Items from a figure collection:
=====
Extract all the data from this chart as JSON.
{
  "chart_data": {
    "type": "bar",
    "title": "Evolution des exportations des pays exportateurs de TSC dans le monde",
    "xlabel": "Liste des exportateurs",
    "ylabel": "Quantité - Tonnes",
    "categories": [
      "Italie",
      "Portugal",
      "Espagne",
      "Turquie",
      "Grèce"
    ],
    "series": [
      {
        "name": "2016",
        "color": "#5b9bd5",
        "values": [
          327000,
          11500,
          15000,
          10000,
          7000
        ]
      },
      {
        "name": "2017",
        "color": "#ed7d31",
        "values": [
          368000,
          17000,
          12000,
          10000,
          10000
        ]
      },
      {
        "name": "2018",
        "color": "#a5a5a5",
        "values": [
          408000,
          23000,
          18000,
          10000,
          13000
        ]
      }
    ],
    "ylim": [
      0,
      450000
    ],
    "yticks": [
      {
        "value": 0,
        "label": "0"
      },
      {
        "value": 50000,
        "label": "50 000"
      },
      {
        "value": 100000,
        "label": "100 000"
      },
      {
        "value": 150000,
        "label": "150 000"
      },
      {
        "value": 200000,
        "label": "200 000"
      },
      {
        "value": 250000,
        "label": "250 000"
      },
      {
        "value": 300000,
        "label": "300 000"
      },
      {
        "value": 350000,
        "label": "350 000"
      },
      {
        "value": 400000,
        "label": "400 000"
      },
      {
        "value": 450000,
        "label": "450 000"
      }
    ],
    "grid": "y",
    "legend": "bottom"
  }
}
=====
For this exercise, gather every line of the data that contains the word "color".

        "color": "#5b9bd5",
        "color": "#ed7d31",
        "color": "#a5a5a5",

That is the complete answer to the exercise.